[Stored records]

◇ ◇ ◇ ◇ ◇ ◇ ◇

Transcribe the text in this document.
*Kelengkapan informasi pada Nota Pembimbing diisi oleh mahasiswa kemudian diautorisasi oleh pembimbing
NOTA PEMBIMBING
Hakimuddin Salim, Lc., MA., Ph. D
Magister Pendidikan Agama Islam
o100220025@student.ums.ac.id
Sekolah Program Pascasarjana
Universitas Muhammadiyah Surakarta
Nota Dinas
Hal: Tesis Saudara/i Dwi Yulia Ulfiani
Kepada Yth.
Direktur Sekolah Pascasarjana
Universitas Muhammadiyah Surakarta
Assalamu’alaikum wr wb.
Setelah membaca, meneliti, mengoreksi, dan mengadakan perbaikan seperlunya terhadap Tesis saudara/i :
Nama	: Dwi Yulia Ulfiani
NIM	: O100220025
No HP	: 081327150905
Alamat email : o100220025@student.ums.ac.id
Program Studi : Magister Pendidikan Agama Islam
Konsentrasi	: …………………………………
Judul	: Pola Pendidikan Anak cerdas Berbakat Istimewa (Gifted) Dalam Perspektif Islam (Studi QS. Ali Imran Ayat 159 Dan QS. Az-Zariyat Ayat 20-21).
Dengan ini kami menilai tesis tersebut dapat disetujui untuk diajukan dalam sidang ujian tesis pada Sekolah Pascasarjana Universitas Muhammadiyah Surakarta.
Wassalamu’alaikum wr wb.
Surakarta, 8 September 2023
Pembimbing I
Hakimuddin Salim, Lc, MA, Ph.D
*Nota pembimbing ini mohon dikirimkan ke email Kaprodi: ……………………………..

◇ ◇ ◇ ◇ ◇ ◇ ◇

Where a line of the entries contains the word "Agama", copy that line.

[Result]
Magister Pendidikan Agama Islam
Program Studi : Magister Pendidikan Agama Islam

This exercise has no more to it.